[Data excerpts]
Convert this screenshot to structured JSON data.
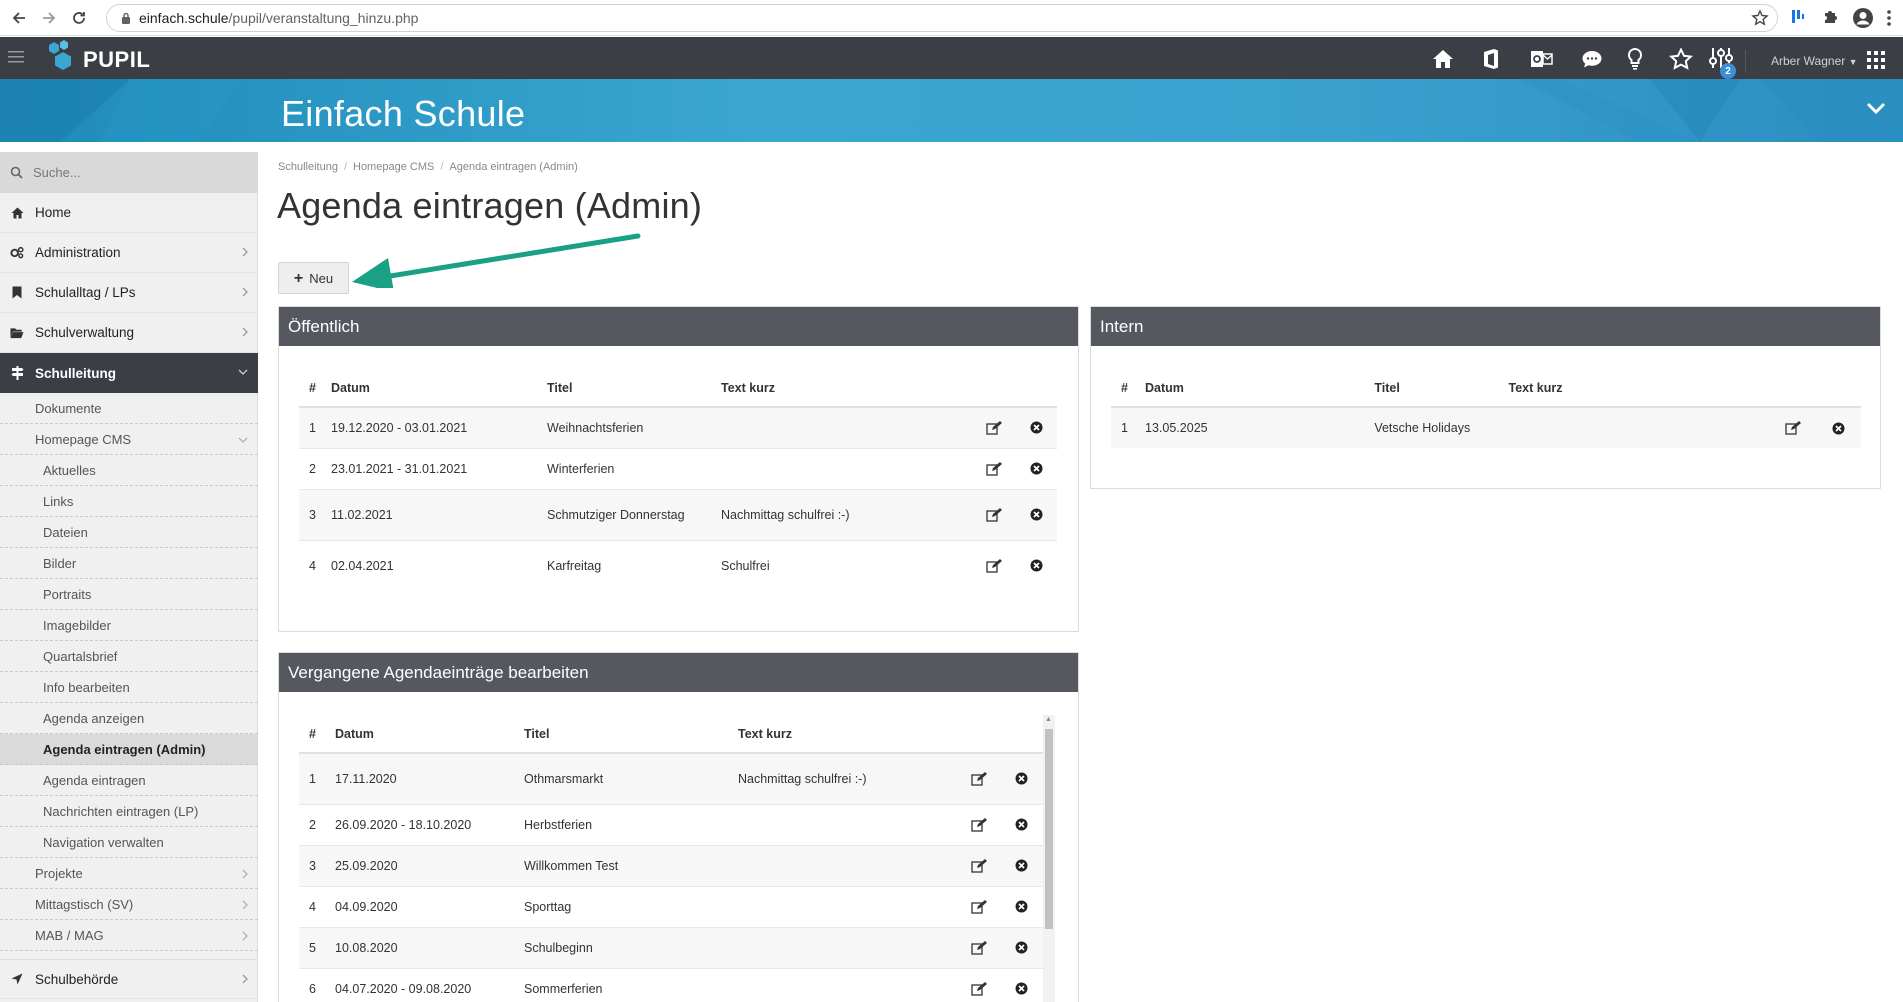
{
  "browser": {
    "url_host": "einfach.schule",
    "url_path": "/pupil/veranstaltung_hinzu.php"
  },
  "app": {
    "logo_text": "PUPIL",
    "school_name": "Einfach Schule",
    "user_name": "Arber Wagner",
    "notification_count": "2"
  },
  "sidebar": {
    "search_placeholder": "Suche...",
    "main_items": [
      {
        "label": "Home",
        "icon": "home-icon"
      },
      {
        "label": "Administration",
        "icon": "gears-icon"
      },
      {
        "label": "Schulalltag / LPs",
        "icon": "bookmark-icon"
      },
      {
        "label": "Schulverwaltung",
        "icon": "folder-open-icon"
      },
      {
        "label": "Schulleitung",
        "icon": "signpost-icon"
      }
    ],
    "sub_items": [
      {
        "label": "Dokumente"
      },
      {
        "label": "Homepage CMS"
      },
      {
        "label": "Aktuelles"
      },
      {
        "label": "Links"
      },
      {
        "label": "Dateien"
      },
      {
        "label": "Bilder"
      },
      {
        "label": "Portraits"
      },
      {
        "label": "Imagebilder"
      },
      {
        "label": "Quartalsbrief"
      },
      {
        "label": "Info bearbeiten"
      },
      {
        "label": "Agenda anzeigen"
      },
      {
        "label": "Agenda eintragen (Admin)"
      },
      {
        "label": "Agenda eintragen"
      },
      {
        "label": "Nachrichten eintragen (LP)"
      },
      {
        "label": "Navigation verwalten"
      },
      {
        "label": "Projekte"
      },
      {
        "label": "Mittagstisch (SV)"
      },
      {
        "label": "MAB / MAG"
      }
    ],
    "last_item": {
      "label": "Schulbehörde",
      "icon": "location-arrow-icon"
    }
  },
  "breadcrumb": [
    "Schulleitung",
    "Homepage CMS",
    "Agenda eintragen (Admin)"
  ],
  "page_title": "Agenda eintragen (Admin)",
  "new_button_label": "Neu",
  "columns": {
    "num": "#",
    "date": "Datum",
    "title": "Titel",
    "text": "Text kurz"
  },
  "public_panel": {
    "title": "Öffentlich",
    "rows": [
      {
        "num": "1",
        "date": "19.12.2020 - 03.01.2021",
        "title": "Weihnachtsferien",
        "text": ""
      },
      {
        "num": "2",
        "date": "23.01.2021 - 31.01.2021",
        "title": "Winterferien",
        "text": ""
      },
      {
        "num": "3",
        "date": "11.02.2021",
        "title": "Schmutziger Donnerstag",
        "text": "Nachmittag schulfrei :-)"
      },
      {
        "num": "4",
        "date": "02.04.2021",
        "title": "Karfreitag",
        "text": "Schulfrei"
      }
    ]
  },
  "intern_panel": {
    "title": "Intern",
    "rows": [
      {
        "num": "1",
        "date": "13.05.2025",
        "title": "Vetsche Holidays",
        "text": ""
      }
    ]
  },
  "past_panel": {
    "title": "Vergangene Agendaeinträge bearbeiten",
    "rows": [
      {
        "num": "1",
        "date": "17.11.2020",
        "title": "Othmarsmarkt",
        "text": "Nachmittag schulfrei :-)"
      },
      {
        "num": "2",
        "date": "26.09.2020 - 18.10.2020",
        "title": "Herbstferien",
        "text": ""
      },
      {
        "num": "3",
        "date": "25.09.2020",
        "title": "Willkommen Test",
        "text": ""
      },
      {
        "num": "4",
        "date": "04.09.2020",
        "title": "Sporttag",
        "text": ""
      },
      {
        "num": "5",
        "date": "10.08.2020",
        "title": "Schulbeginn",
        "text": ""
      },
      {
        "num": "6",
        "date": "04.07.2020 - 09.08.2020",
        "title": "Sommerferien",
        "text": ""
      }
    ]
  },
  "colors": {
    "topbar": "#3b3e45",
    "banner": "#3aa6d1",
    "panel_header": "#55585f",
    "arrow": "#1aa085"
  }
}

● YOUR GOAL
Quote the material word for word, dropping any images it holds.

● COMPLETE OUTPUT
Convert this screenshot to structured JSON data.
{
  "browser": {
    "url_host": "einfach.schule",
    "url_path": "/pupil/veranstaltung_hinzu.php"
  },
  "app": {
    "logo_text": "PUPIL",
    "school_name": "Einfach Schule",
    "user_name": "Arber Wagner",
    "notification_count": "2"
  },
  "sidebar": {
    "search_placeholder": "Suche...",
    "main_items": [
      {
        "label": "Home",
        "icon": "home-icon"
      },
      {
        "label": "Administration",
        "icon": "gears-icon"
      },
      {
        "label": "Schulalltag / LPs",
        "icon": "bookmark-icon"
      },
      {
        "label": "Schulverwaltung",
        "icon": "folder-open-icon"
      },
      {
        "label": "Schulleitung",
        "icon": "signpost-icon"
      }
    ],
    "sub_items": [
      {
        "label": "Dokumente"
      },
      {
        "label": "Homepage CMS"
      },
      {
        "label": "Aktuelles"
      },
      {
        "label": "Links"
      },
      {
        "label": "Dateien"
      },
      {
        "label": "Bilder"
      },
      {
        "label": "Portraits"
      },
      {
        "label": "Imagebilder"
      },
      {
        "label": "Quartalsbrief"
      },
      {
        "label": "Info bearbeiten"
      },
      {
        "label": "Agenda anzeigen"
      },
      {
        "label": "Agenda eintragen (Admin)"
      },
      {
        "label": "Agenda eintragen"
      },
      {
        "label": "Nachrichten eintragen (LP)"
      },
      {
        "label": "Navigation verwalten"
      },
      {
        "label": "Projekte"
      },
      {
        "label": "Mittagstisch (SV)"
      },
      {
        "label": "MAB / MAG"
      }
    ],
    "last_item": {
      "label": "Schulbehörde",
      "icon": "location-arrow-icon"
    }
  },
  "breadcrumb": [
    "Schulleitung",
    "Homepage CMS",
    "Agenda eintragen (Admin)"
  ],
  "page_title": "Agenda eintragen (Admin)",
  "new_button_label": "Neu",
  "columns": {
    "num": "#",
    "date": "Datum",
    "title": "Titel",
    "text": "Text kurz"
  },
  "public_panel": {
    "title": "Öffentlich",
    "rows": [
      {
        "num": "1",
        "date": "19.12.2020 - 03.01.2021",
        "title": "Weihnachtsferien",
        "text": ""
      },
      {
        "num": "2",
        "date": "23.01.2021 - 31.01.2021",
        "title": "Winterferien",
        "text": ""
      },
      {
        "num": "3",
        "date": "11.02.2021",
        "title": "Schmutziger Donnerstag",
        "text": "Nachmittag schulfrei :-)"
      },
      {
        "num": "4",
        "date": "02.04.2021",
        "title": "Karfreitag",
        "text": "Schulfrei"
      }
    ]
  },
  "intern_panel": {
    "title": "Intern",
    "rows": [
      {
        "num": "1",
        "date": "13.05.2025",
        "title": "Vetsche Holidays",
        "text": ""
      }
    ]
  },
  "past_panel": {
    "title": "Vergangene Agendaeinträge bearbeiten",
    "rows": [
      {
        "num": "1",
        "date": "17.11.2020",
        "title": "Othmarsmarkt",
        "text": "Nachmittag schulfrei :-)"
      },
      {
        "num": "2",
        "date": "26.09.2020 - 18.10.2020",
        "title": "Herbstferien",
        "text": ""
      },
      {
        "num": "3",
        "date": "25.09.2020",
        "title": "Willkommen Test",
        "text": ""
      },
      {
        "num": "4",
        "date": "04.09.2020",
        "title": "Sporttag",
        "text": ""
      },
      {
        "num": "5",
        "date": "10.08.2020",
        "title": "Schulbeginn",
        "text": ""
      },
      {
        "num": "6",
        "date": "04.07.2020 - 09.08.2020",
        "title": "Sommerferien",
        "text": ""
      }
    ]
  },
  "colors": {
    "topbar": "#3b3e45",
    "banner": "#3aa6d1",
    "panel_header": "#55585f",
    "arrow": "#1aa085"
  }
}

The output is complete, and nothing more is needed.